* _Problem to work on_:
Determine the count of lines holding the string "your". Return only the number.

* _Excerpted records_:

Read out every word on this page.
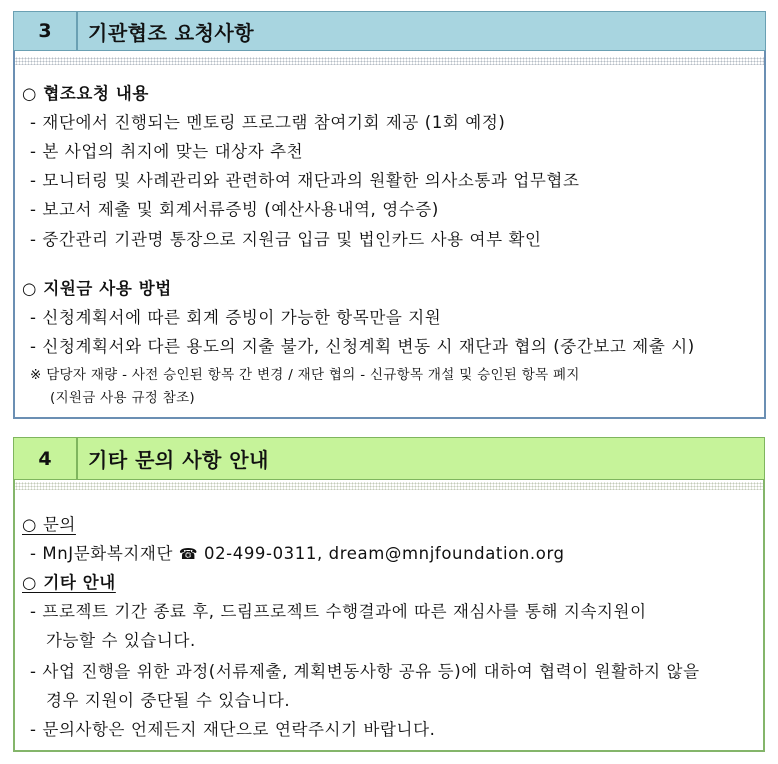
3	기관협조 요청사항
○ 협조요청 내용
- 재단에서 진행되는 멘토링 프로그램 참여기회 제공 (1회 예정)
- 본 사업의 취지에 맞는 대상자 추천
- 모니터링 및 사례관리와 관련하여 재단과의 원활한 의사소통과 업무협조
- 보고서 제출 및 회계서류증빙 (예산사용내역, 영수증)
- 중간관리 기관명 통장으로 지원금 입금 및 법인카드 사용 여부 확인
○ 지원금 사용 방법
- 신청계획서에 따른 회계 증빙이 가능한 항목만을 지원
- 신청계획서와 다른 용도의 지출 불가, 신청계획 변동 시 재단과 협의 (중간보고 제출 시)
※ 담당자 재량 - 사전 승인된 항목 간 변경 / 재단 협의 - 신규항목 개설 및 승인된 항목 폐지
(지원금 사용 규정 참조)
4	기타 문의 사항 안내
○ 문의
- MnJ문화복지재단 ☎ 02-499-0311, dream@mnjfoundation.org
○ 기타 안내
- 프로젝트 기간 종료 후, 드림프로젝트 수행결과에 따른 재심사를 통해 지속지원이
가능할 수 있습니다.
- 사업 진행을 위한 과정(서류제출, 계획변동사항 공유 등)에 대하여 협력이 원활하지 않을
경우 지원이 중단될 수 있습니다.
- 문의사항은 언제든지 재단으로 연락주시기 바랍니다.
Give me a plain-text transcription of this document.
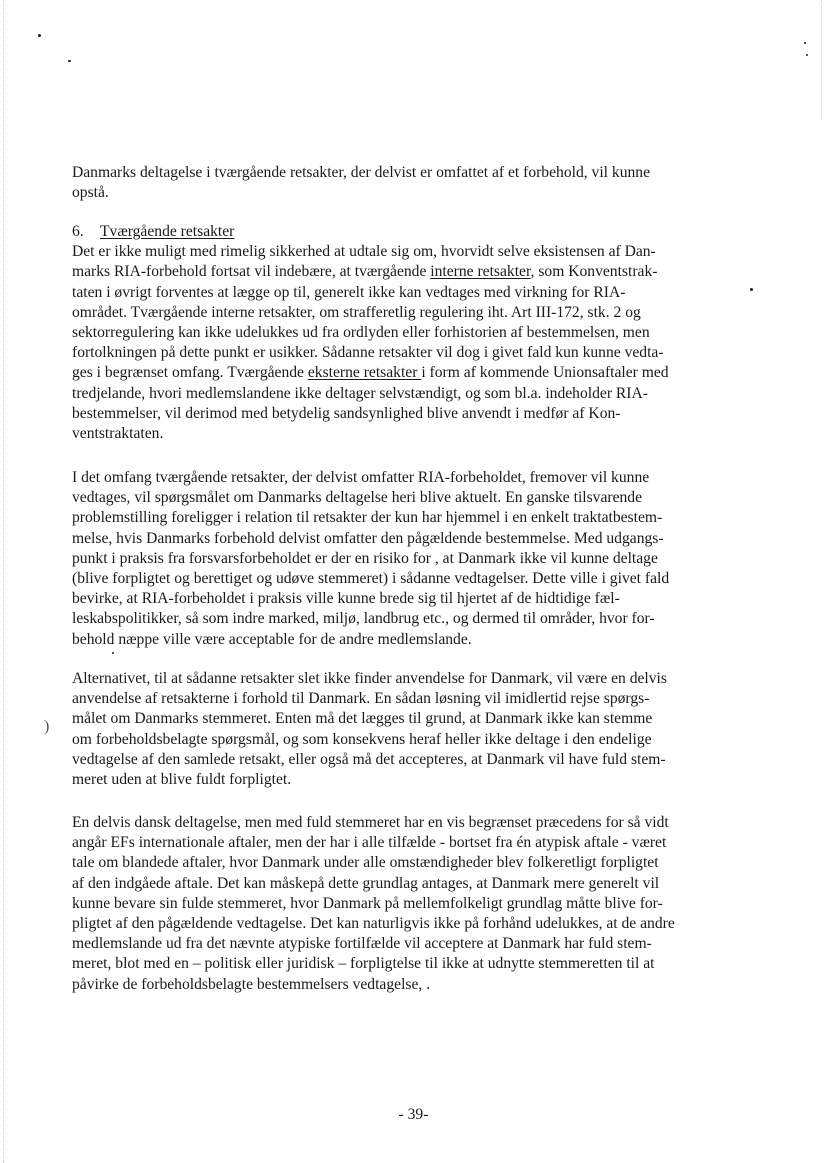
)
Danmarks deltagelse i tværgående retsakter, der delvist er omfattet af et forbehold, vil kunne
opstå.
6. Tværgående retsakter
Det er ikke muligt med rimelig sikkerhed at udtale sig om, hvorvidt selve eksistensen af Dan-
marks RIA-forbehold fortsat vil indebære, at tværgående interne retsakter, som Konventstrak-
taten i øvrigt forventes at lægge op til, generelt ikke kan vedtages med virkning for RIA-
området. Tværgående interne retsakter, om strafferetlig regulering iht. Art III-172, stk. 2 og
sektorregulering kan ikke udelukkes ud fra ordlyden eller forhistorien af bestemmelsen, men
fortolkningen på dette punkt er usikker. Sådanne retsakter vil dog i givet fald kun kunne vedta-
ges i begrænset omfang. Tværgående eksterne retsakter i form af kommende Unionsaftaler med
tredjelande, hvori medlemslandene ikke deltager selvstændigt, og som bl.a. indeholder RIA-
bestemmelser, vil derimod med betydelig sandsynlighed blive anvendt i medfør af Kon-
ventstraktaten.
I det omfang tværgående retsakter, der delvist omfatter RIA-forbeholdet, fremover vil kunne
vedtages, vil spørgsmålet om Danmarks deltagelse heri blive aktuelt. En ganske tilsvarende
problemstilling foreligger i relation til retsakter der kun har hjemmel i en enkelt traktatbestem-
melse, hvis Danmarks forbehold delvist omfatter den pågældende bestemmelse. Med udgangs-
punkt i praksis fra forsvarsforbeholdet er der en risiko for , at Danmark ikke vil kunne deltage
(blive forpligtet og berettiget og udøve stemmeret) i sådanne vedtagelser. Dette ville i givet fald
bevirke, at RIA-forbeholdet i praksis ville kunne brede sig til hjertet af de hidtidige fæl-
leskabspolitikker, så som indre marked, miljø, landbrug etc., og dermed til områder, hvor for-
behold næppe ville være acceptable for de andre medlemslande.
Alternativet, til at sådanne retsakter slet ikke finder anvendelse for Danmark, vil være en delvis
anvendelse af retsakterne i forhold til Danmark. En sådan løsning vil imidlertid rejse spørgs-
målet om Danmarks stemmeret. Enten må det lægges til grund, at Danmark ikke kan stemme
om forbeholdsbelagte spørgsmål, og som konsekvens heraf heller ikke deltage i den endelige
vedtagelse af den samlede retsakt, eller også må det accepteres, at Danmark vil have fuld stem-
meret uden at blive fuldt forpligtet.
En delvis dansk deltagelse, men med fuld stemmeret har en vis begrænset præcedens for så vidt
angår EFs internationale aftaler, men der har i alle tilfælde - bortset fra én atypisk aftale - været
tale om blandede aftaler, hvor Danmark under alle omstændigheder blev folkeretligt forpligtet
af den indgåede aftale. Det kan måskepå dette grundlag antages, at Danmark mere generelt vil
kunne bevare sin fulde stemmeret, hvor Danmark på mellemfolkeligt grundlag måtte blive for-
pligtet af den pågældende vedtagelse. Det kan naturligvis ikke på forhånd udelukkes, at de andre
medlemslande ud fra det nævnte atypiske fortilfælde vil acceptere at Danmark har fuld stem-
meret, blot med en – politisk eller juridisk – forpligtelse til ikke at udnytte stemmeretten til at
påvirke de forbeholdsbelagte bestemmelsers vedtagelse, .
- 39-
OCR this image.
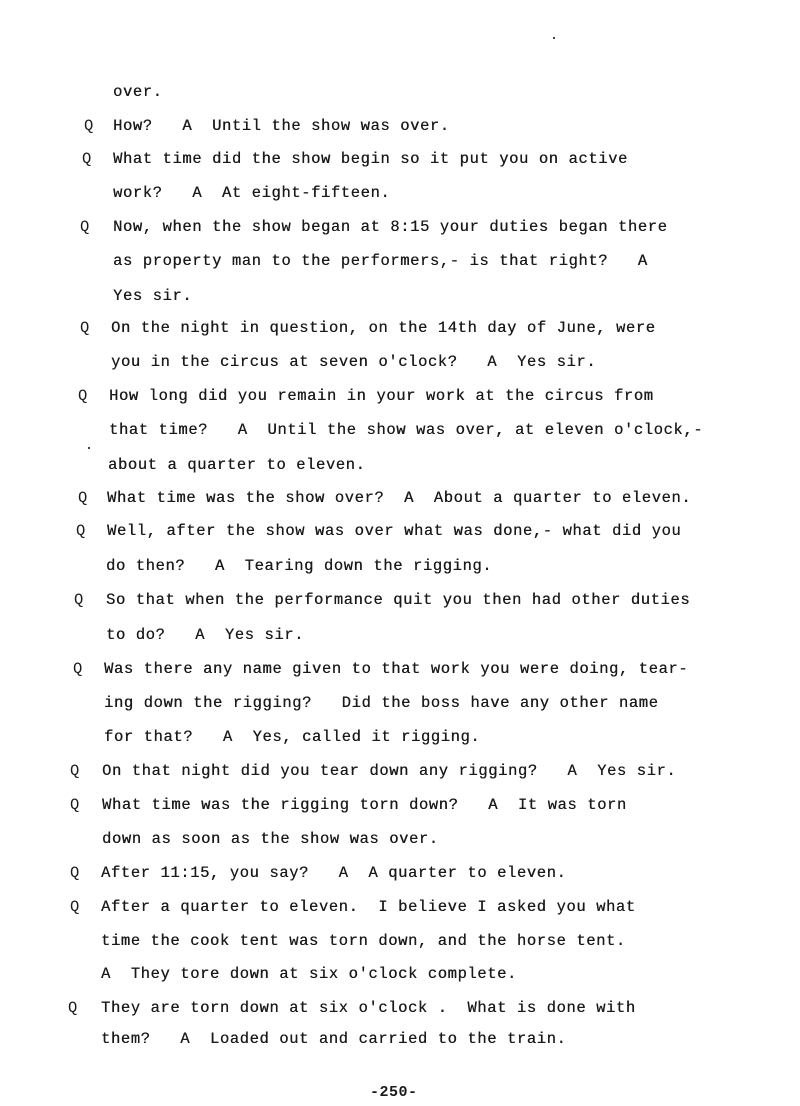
over.
Q How?   A  Until the show was over.
Q What time did the show begin so it put you on active
work?   A  At eight-fifteen.
Q Now, when the show began at 8:15 your duties began there
as property man to the performers,- is that right?   A
Yes sir.
Q On the night in question, on the 14th day of June, were
you in the circus at seven o'clock?   A  Yes sir.
Q How long did you remain in your work at the circus from
that time?   A  Until the show was over, at eleven o'clock,-
about a quarter to eleven.
Q What time was the show over?  A  About a quarter to eleven.
Q Well, after the show was over what was done,- what did you
do then?   A  Tearing down the rigging.
Q So that when the performance quit you then had other duties
to do?   A  Yes sir.
Q Was there any name given to that work you were doing, tear-
ing down the rigging?   Did the boss have any other name
for that?   A  Yes, called it rigging.
Q On that night did you tear down any rigging?   A  Yes sir.
Q What time was the rigging torn down?   A  It was torn
down as soon as the show was over.
Q After 11:15, you say?   A  A quarter to eleven.
Q After a quarter to eleven.  I believe I asked you what
time the cook tent was torn down, and the horse tent.
A  They tore down at six o'clock complete.
Q They are torn down at six o'clock .  What is done with
them?   A  Loaded out and carried to the train.
-250-
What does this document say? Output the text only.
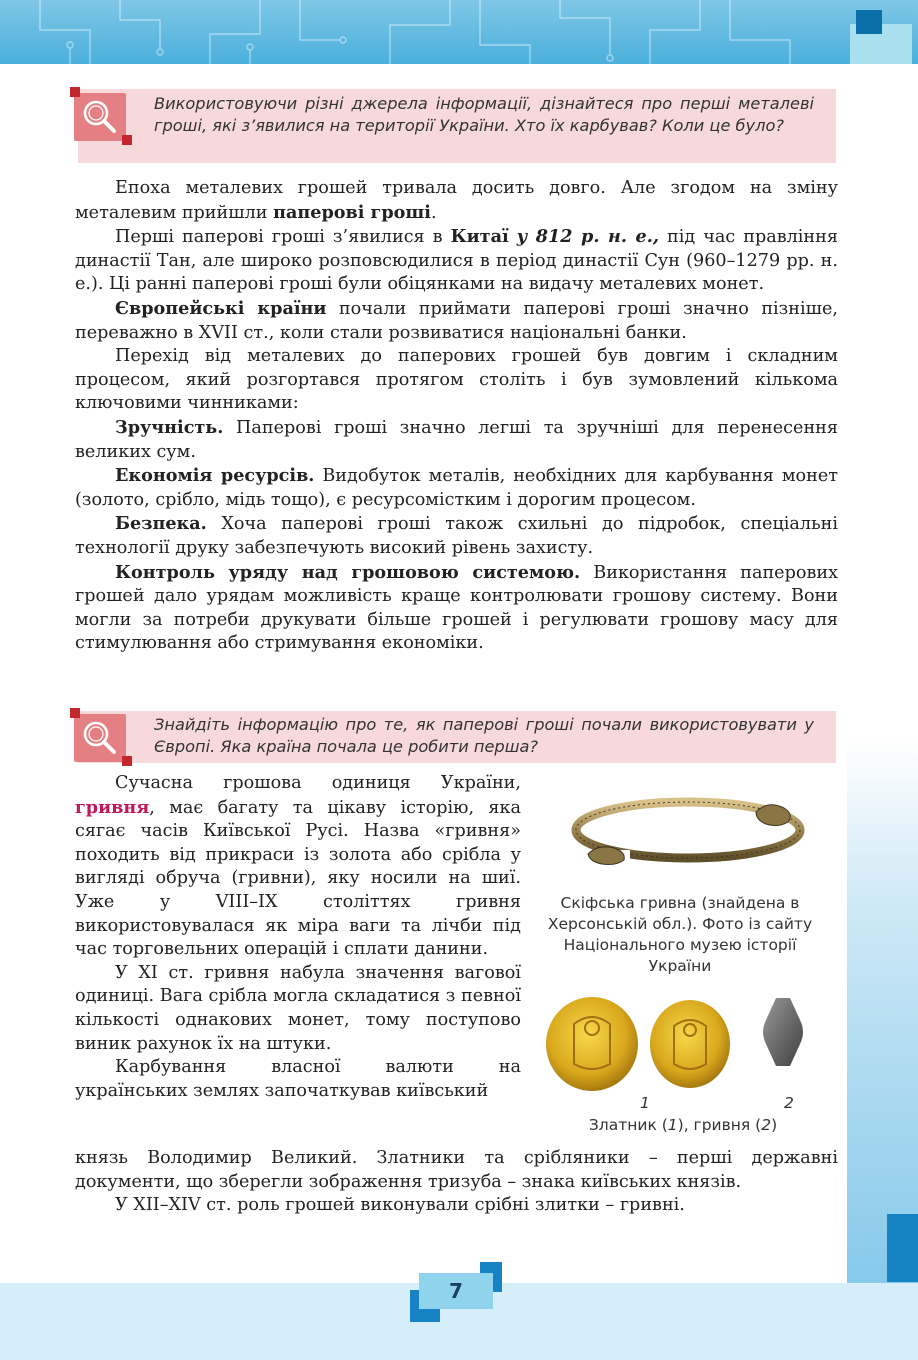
Використовуючи різні джерела інформації, дізнайтеся про перші металеві гроші, які з’явилися на території України. Хто їх карбував? Коли це було?

Епоха металевих грошей тривала досить довго. Але згодом на зміну металевим прийшли паперові гроші.

Перші паперові гроші з’явилися в Китаї у 812 р. н. е., під час правління династії Тан, але широко розповсюдилися в період династії Сун (960–1279 рр. н. е.). Ці ранні паперові гроші були обіцянками на видачу металевих монет.

Європейські країни почали приймати паперові гроші значно пізніше, переважно в XVII ст., коли стали розвиватися національні банки.

Перехід від металевих до паперових грошей був довгим і складним процесом, який розгортався протягом століть і був зумовлений кількома ключовими чинниками:

Зручність. Паперові гроші значно легші та зручніші для перенесення великих сум.

Економія ресурсів. Видобуток металів, необхідних для карбування монет (золото, срібло, мідь тощо), є ресурсомістким і дорогим процесом.

Безпека. Хоча паперові гроші також схильні до підробок, спеціальні технології друку забезпечують високий рівень захисту.

Контроль уряду над грошовою системою. Використання паперових грошей дало урядам можливість краще контролювати грошову систему. Вони могли за потреби друкувати більше грошей і регулювати грошову масу для стимулювання або стримування економіки.

Знайдіть інформацію про те, як паперові гроші почали використовувати у Європі. Яка країна почала це робити перша?

Сучасна грошова одиниця України, гривня, має багату та цікаву історію, яка сягає часів Київської Русі. Назва «гривня» походить від прикраси із золота або срібла у вигляді обруча (гривни), яку носили на шиї. Уже у VIII–IX століттях гривня використовувалася як міра ваги та лічби під час торговельних операцій і сплати данини.

У XI ст. гривня набула значення вагової одиниці. Вага срібла могла складатися з певної кількості однакових монет, тому поступово виник рахунок їх на штуки.

Карбування власної валюти на українських землях започаткував київський

князь Володимир Великий. Златники та срібляники – перші державні документи, що зберегли зображення тризуба – знака київських князів.

У XII–XIV ст. роль грошей виконували срібні злитки – гривні.

Скіфська гривна (знайдена в Херсонській обл.). Фото із сайту Національного музею історії України
1	2
Златник (1), гривня (2)
7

* _Reply_:
2